(Recorded data)

▽

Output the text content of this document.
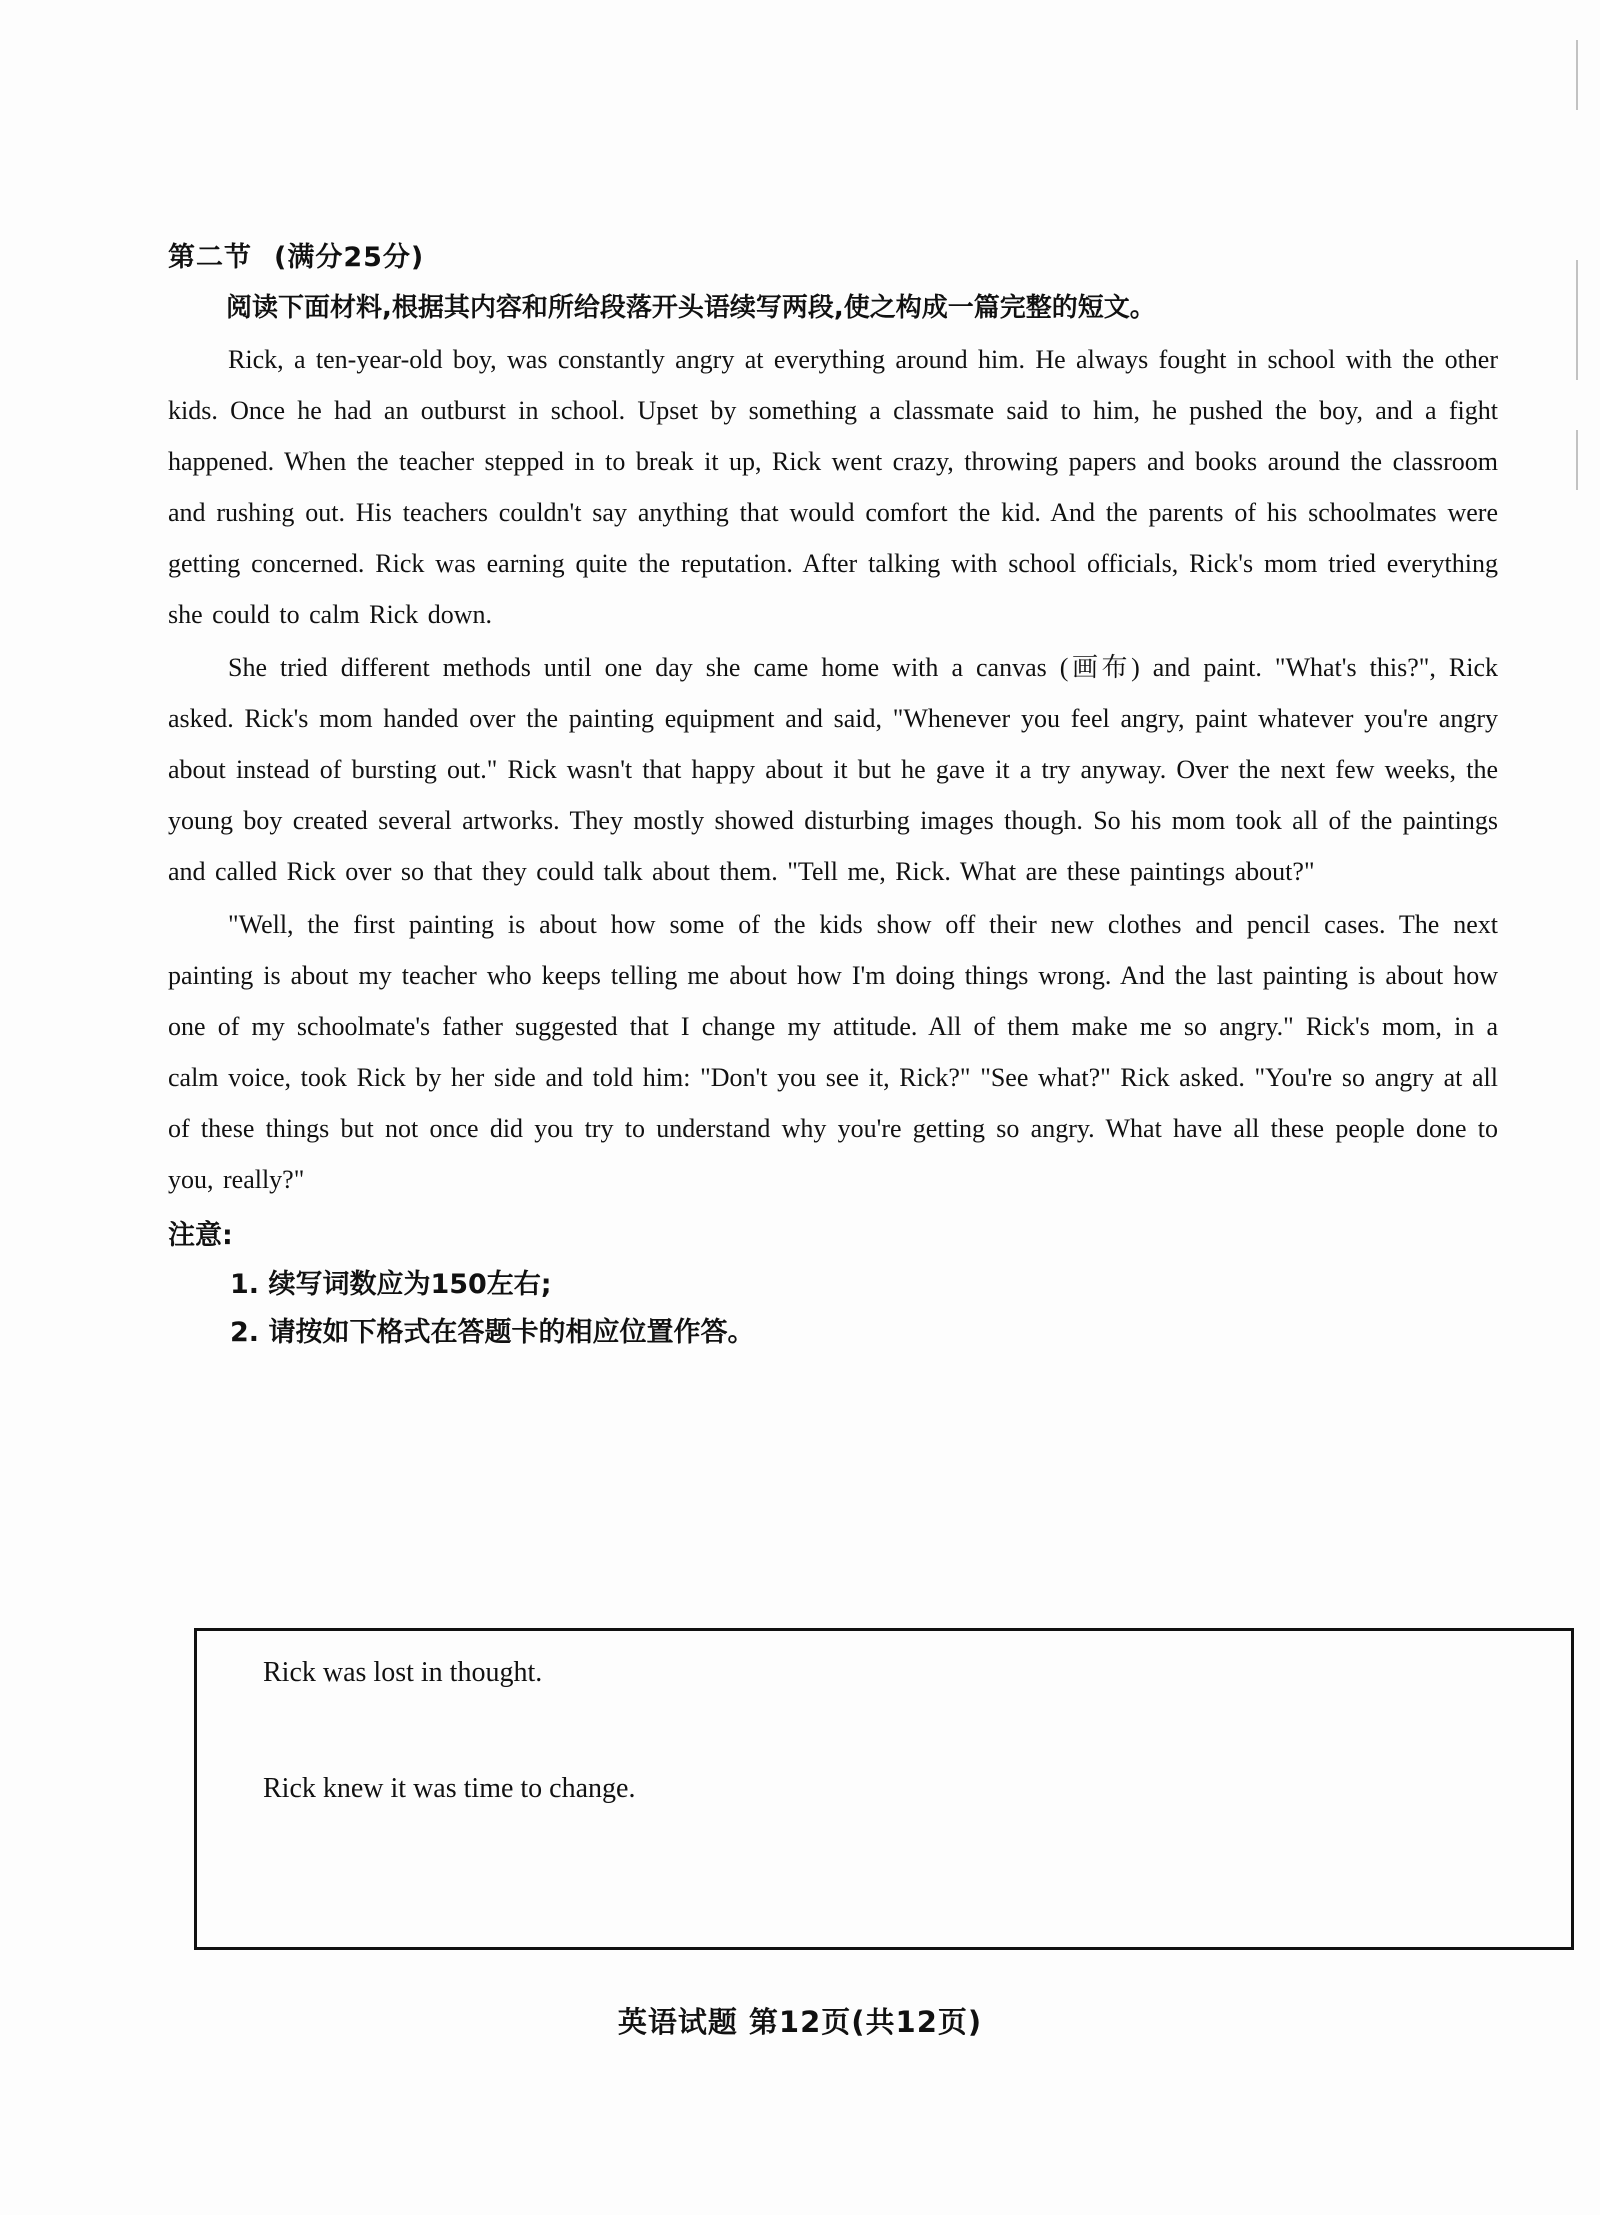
第二节 (满分25分)
阅读下面材料,根据其内容和所给段落开头语续写两段,使之构成一篇完整的短文。

Rick, a ten-year-old boy, was constantly angry at everything around him. He always fought in school with the other kids. Once he had an outburst in school. Upset by something a classmate said to him, he pushed the boy, and a fight happened. When the teacher stepped in to break it up, Rick went crazy, throwing papers and books around the classroom and rushing out. His teachers couldn't say anything that would comfort the kid. And the parents of his schoolmates were getting concerned. Rick was earning quite the reputation. After talking with school officials, Rick's mom tried everything she could to calm Rick down.

She tried different methods until one day she came home with a canvas (画布) and paint. "What's this?", Rick asked. Rick's mom handed over the painting equipment and said, "Whenever you feel angry, paint whatever you're angry about instead of bursting out." Rick wasn't that happy about it but he gave it a try anyway. Over the next few weeks, the young boy created several artworks. They mostly showed disturbing images though. So his mom took all of the paintings and called Rick over so that they could talk about them. "Tell me, Rick. What are these paintings about?"

"Well, the first painting is about how some of the kids show off their new clothes and pencil cases. The next painting is about my teacher who keeps telling me about how I'm doing things wrong. And the last painting is about how one of my schoolmate's father suggested that I change my attitude. All of them make me so angry." Rick's mom, in a calm voice, took Rick by her side and told him: "Don't you see it, Rick?" "See what?" Rick asked. "You're so angry at all of these things but not once did you try to understand why you're getting so angry. What have all these people done to you, really?"

注意:

1. 续写词数应为150左右;

2. 请按如下格式在答题卡的相应位置作答。

Rick was lost in thought.

Rick knew it was time to change.

英语试题 第12页(共12页)
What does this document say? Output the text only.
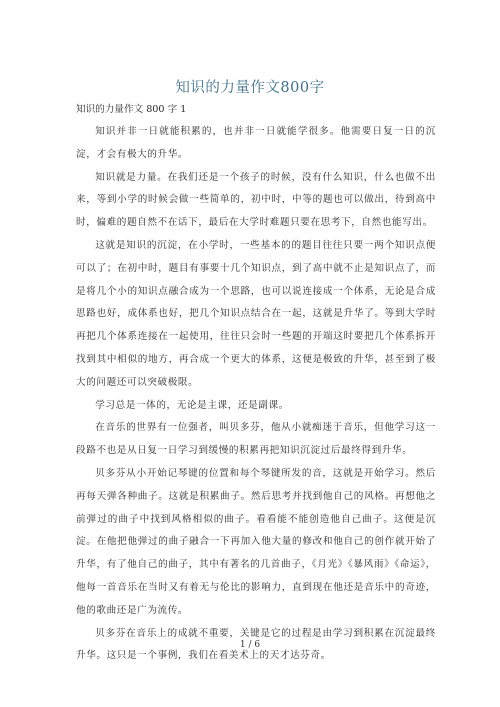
知识的力量作文800字
知识的力量作文 800 字 1

知识并非一日就能积累的，也并非一日就能学很多。他需要日复一日的沉淀，才会有极大的升华。

知识就是力量。在我们还是一个孩子的时候，没有什么知识，什么也做不出来，等到小学的时候会做一些简单的，初中时，中等的题也可以做出，待到高中时，偏难的题自然不在话下，最后在大学时难题只要在思考下，自然也能写出。

这就是知识的沉淀，在小学时，一些基本的的题目往往只要一两个知识点便可以了；在初中时，题目有事要十几个知识点，到了高中就不止是知识点了，而是将几个小的知识点融合成为一个思路，也可以说连接成一个体系，无论是合成思路也好，成体系也好，把几个知识点结合在一起，这就是升华了。等到大学时再把几个体系连接在一起使用，往往只会时一些题的开端这时要把几个体系拆开找到其中相似的地方，再合成一个更大的体系，这便是极致的升华，甚至到了极大的问题还可以突破极限。

学习总是一体的，无论是主课，还是副课。

在音乐的世界有一位强者，叫贝多芬，他从小就痴迷于音乐，但他学习这一段路不也是从日复一日学习到缓慢的积累再把知识沉淀过后最终得到升华。

贝多芬从小开始记琴键的位置和每个琴键所发的音，这就是开始学习。然后再每天弹各种曲子。这就是积累曲子。然后思考并找到他自己的风格。再想他之前弹过的曲子中找到风格相似的曲子。看看能不能创造他自己曲子。这便是沉淀。在他把他弹过的曲子融合一下再加入他大量的修改和他自己的创作就开始了升华，有了他自己的曲子，其中有著名的几首曲子，《月光》《暴风雨》《命运》，他每一首音乐在当时又有着无与伦比的影响力，直到现在他还是音乐中的奇迹，他的歌曲还是广为流传。

贝多芬在音乐上的成就不重要，关键是它的过程是由学习到积累在沉淀最终升华。这只是一个事例，我们在看美术上的天才达芬奇。

1 / 6
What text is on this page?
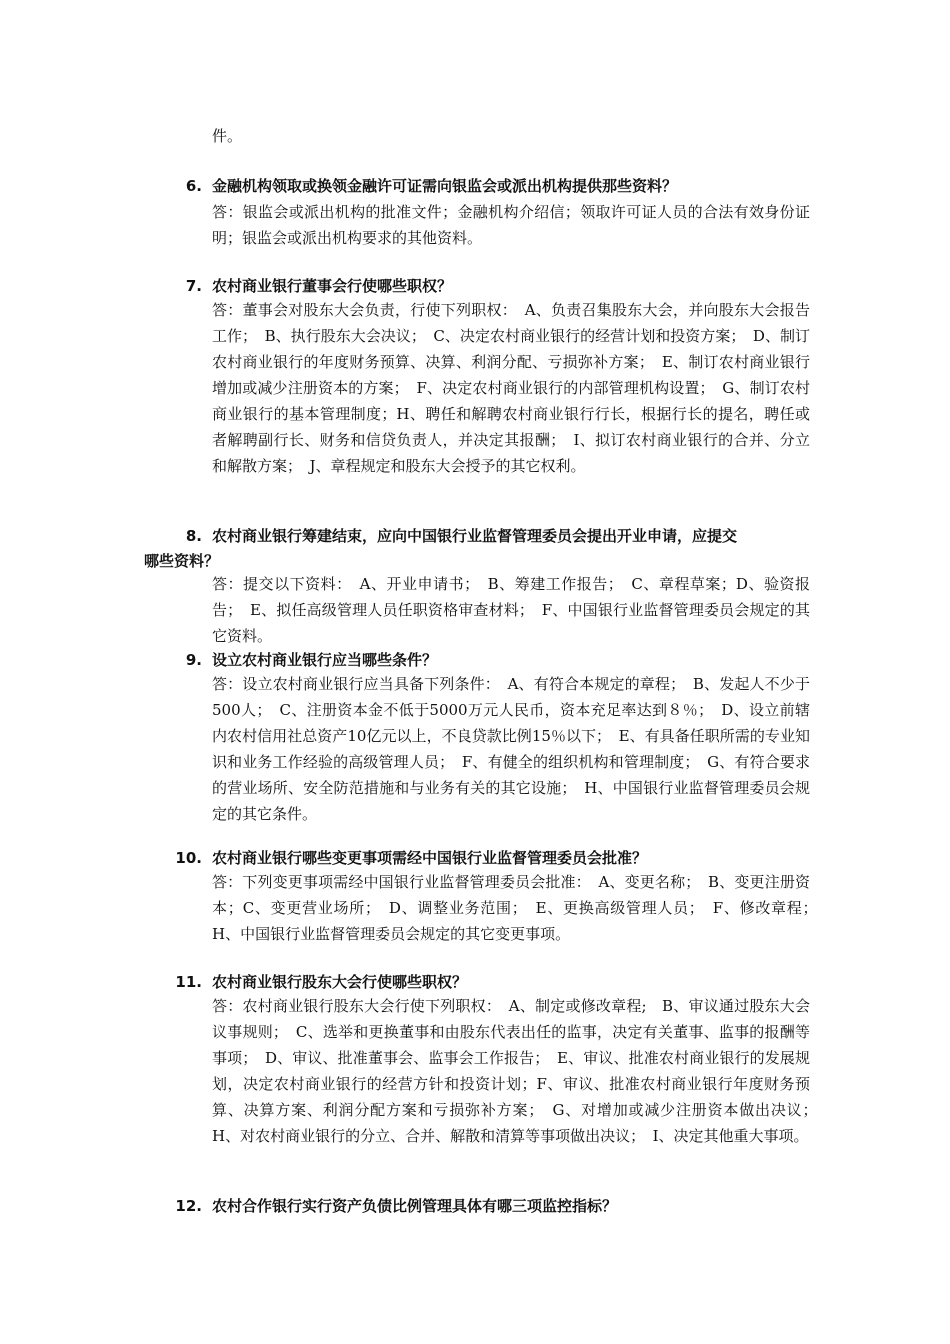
件。
6. 金融机构领取或换领金融许可证需向银监会或派出机构提供那些资料？
答：银监会或派出机构的批准文件；金融机构介绍信；领取许可证人员的合法有效身份证 明；银监会或派出机构要求的其他资料。
7. 农村商业银行董事会行使哪些职权？
答：董事会对股东大会负责，行使下列职权：　A、负责召集股东大会，并向股东大会报告工作；　B、执行股东大会决议；　C、决定农村商业银行的经营计划和投资方案；　D、制订农村商业银行的年度财务预算、决算、利润分配、亏损弥补方案；　E、制订农村商业银行增加或减少注册资本的方案；　F、决定农村商业银行的内部管理机构设置；　G、制订农村商业银行的基本管理制度；H、聘任和解聘农村商业银行行长，根据行长的提名，聘任或者解聘副行长、财务和信贷负责人，并决定其报酬；　I、拟订农村商业银行的合并、分立和解散方案；　J、章程规定和股东大会授予的其它权利。
8. 农村商业银行筹建结束，应向中国银行业监督管理委员会提出开业申请，应提交
哪些资料？
答：提交以下资料：　A、开业申请书；　B、筹建工作报告；　C、章程草案；D、验资报告；　E、拟任高级管理人员任职资格审查材料；　F、中国银行业监督管理委员会规定的其它资料。
9. 设立农村商业银行应当哪些条件？
答：设立农村商业银行应当具备下列条件：　A、有符合本规定的章程；　B、发起人不少于500人；　C、注册资本金不低于5000万元人民币，资本充足率达到８％；　D、设立前辖内农村信用社总资产10亿元以上，不良贷款比例15％以下；　E、有具备任职所需的专业知识和业务工作经验的高级管理人员；　F、有健全的组织机构和管理制度；　G、有符合要求的营业场所、安全防范措施和与业务有关的其它设施；　H、中国银行业监督管理委员会规定的其它条件。
10. 农村商业银行哪些变更事项需经中国银行业监督管理委员会批准？
答：下列变更事项需经中国银行业监督管理委员会批准：　A、变更名称；　B、变更注册资本；C、变更营业场所；　D、调整业务范围；　E、更换高级管理人员；　F、修改章程；　H、中国银行业监督管理委员会规定的其它变更事项。
11. 农村商业银行股东大会行使哪些职权？
答：农村商业银行股东大会行使下列职权：　A、制定或修改章程;　B、审议通过股东大会议事规则；　C、选举和更换董事和由股东代表出任的监事，决定有关董事、监事的报酬等事项；　D、审议、批准董事会、监事会工作报告；　E、审议、批准农村商业银行的发展规划，决定农村商业银行的经营方针和投资计划；F、审议、批准农村商业银行年度财务预算、决算方案、利润分配方案和亏损弥补方案；　G、对增加或减少注册资本做出决议；　H、对农村商业银行的分立、合并、解散和清算等事项做出决议；　I、决定其他重大事项。
12. 农村合作银行实行资产负债比例管理具体有哪三项监控指标？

△

* [Given exercise] Go through the entries above and copy every line containing "asked".

* [Full response]
She tried different methods until one day she came home with a canvas (画布) and paint. "What's this?", Rick asked. Rick's mom handed over the painting equipment and said, "Whenever you feel angry, paint whatever you're angry about instead of bursting out." Rick wasn't that happy about it but he gave it a try anyway. Over the next few weeks, the young boy created several artworks. They mostly showed disturbing images though. So his mom took all of the paintings and called Rick over so that they could talk about them. "Tell me, Rick. What are these paintings about?"
"Well, the first painting is about how some of the kids show off their new clothes and pencil cases. The next painting is about my teacher who keeps telling me about how I'm doing things wrong. And the last painting is about how one of my schoolmate's father suggested that I change my attitude. All of them make me so angry." Rick's mom, in a calm voice, took Rick by her side and told him: "Don't you see it, Rick?" "See what?" Rick asked. "You're so angry at all of these things but not once did you try to understand why you're getting so angry. What have all these people done to you, really?"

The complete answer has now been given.